* WORK INSTRUCTIONS
Pull each line holding the word "after" from the data.
* * * * * * * * *
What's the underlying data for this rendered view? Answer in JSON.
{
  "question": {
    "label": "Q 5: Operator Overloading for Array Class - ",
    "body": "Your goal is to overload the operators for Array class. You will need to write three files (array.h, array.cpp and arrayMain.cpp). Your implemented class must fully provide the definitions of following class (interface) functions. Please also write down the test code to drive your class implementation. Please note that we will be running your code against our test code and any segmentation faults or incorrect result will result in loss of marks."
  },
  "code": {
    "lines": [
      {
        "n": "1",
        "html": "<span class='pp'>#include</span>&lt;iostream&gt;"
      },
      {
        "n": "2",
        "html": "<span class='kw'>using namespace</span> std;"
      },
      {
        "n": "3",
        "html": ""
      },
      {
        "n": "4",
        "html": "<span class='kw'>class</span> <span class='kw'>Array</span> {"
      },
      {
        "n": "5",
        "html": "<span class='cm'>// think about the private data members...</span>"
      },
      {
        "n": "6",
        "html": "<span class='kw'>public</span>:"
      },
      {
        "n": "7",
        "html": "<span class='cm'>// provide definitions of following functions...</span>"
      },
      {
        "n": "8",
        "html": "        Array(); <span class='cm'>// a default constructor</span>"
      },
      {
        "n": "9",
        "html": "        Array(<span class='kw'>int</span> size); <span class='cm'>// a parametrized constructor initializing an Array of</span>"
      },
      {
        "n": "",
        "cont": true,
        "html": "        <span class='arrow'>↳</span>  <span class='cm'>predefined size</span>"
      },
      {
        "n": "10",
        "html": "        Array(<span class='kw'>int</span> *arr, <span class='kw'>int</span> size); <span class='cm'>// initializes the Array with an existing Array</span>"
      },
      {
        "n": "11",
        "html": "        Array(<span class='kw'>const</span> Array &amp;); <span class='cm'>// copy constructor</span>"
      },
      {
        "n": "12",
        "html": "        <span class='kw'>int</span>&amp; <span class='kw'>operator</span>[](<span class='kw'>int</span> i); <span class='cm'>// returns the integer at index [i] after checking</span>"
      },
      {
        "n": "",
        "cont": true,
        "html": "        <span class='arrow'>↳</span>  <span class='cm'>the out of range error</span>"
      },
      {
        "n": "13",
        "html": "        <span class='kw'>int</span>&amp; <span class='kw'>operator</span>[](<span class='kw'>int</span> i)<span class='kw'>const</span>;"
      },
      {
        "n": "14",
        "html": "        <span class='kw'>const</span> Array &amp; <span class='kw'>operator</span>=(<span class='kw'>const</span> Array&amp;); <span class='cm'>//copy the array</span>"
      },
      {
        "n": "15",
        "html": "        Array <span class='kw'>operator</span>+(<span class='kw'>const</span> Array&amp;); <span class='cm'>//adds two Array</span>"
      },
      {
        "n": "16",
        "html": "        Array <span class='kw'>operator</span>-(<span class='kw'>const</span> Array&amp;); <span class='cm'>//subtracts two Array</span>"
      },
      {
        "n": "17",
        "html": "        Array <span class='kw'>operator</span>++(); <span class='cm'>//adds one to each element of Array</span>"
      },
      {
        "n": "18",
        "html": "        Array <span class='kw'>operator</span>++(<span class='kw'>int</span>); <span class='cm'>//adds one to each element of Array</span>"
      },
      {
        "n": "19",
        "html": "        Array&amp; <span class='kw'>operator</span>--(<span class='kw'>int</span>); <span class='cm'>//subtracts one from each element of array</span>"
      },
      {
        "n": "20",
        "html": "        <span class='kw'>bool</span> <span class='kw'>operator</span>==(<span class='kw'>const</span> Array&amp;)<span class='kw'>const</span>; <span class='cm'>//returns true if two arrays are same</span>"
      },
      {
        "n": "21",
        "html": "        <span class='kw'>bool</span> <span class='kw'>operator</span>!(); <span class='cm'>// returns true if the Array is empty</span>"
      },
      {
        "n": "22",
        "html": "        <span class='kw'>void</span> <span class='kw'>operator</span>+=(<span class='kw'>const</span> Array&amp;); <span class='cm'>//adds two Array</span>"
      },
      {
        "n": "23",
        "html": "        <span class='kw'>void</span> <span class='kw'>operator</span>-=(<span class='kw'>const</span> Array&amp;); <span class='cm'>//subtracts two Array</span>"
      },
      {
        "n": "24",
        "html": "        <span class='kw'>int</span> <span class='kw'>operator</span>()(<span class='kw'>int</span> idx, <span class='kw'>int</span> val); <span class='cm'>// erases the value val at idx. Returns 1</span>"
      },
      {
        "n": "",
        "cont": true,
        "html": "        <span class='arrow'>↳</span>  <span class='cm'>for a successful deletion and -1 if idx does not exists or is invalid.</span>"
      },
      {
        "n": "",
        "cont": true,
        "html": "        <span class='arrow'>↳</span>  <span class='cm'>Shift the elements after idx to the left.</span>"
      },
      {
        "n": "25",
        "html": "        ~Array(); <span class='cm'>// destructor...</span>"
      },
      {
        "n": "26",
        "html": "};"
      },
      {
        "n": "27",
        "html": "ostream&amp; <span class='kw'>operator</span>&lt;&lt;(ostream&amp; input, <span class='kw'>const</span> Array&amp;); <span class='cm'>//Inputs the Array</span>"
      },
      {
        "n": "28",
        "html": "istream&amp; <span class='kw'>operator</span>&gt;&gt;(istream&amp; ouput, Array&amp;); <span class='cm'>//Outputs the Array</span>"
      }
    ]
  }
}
* * * * * * * * *
* TASK ANSWER
        "html": "        <span class='kw'>int</span>&amp; <span class='kw'>operator</span>[](<span class='kw'>int</span> i); <span class='cm'>// returns the integer at index [i] after checking</span>"
        "html": "        <span class='arrow'>↳</span>  <span class='cm'>Shift the elements after idx to the left.</span>"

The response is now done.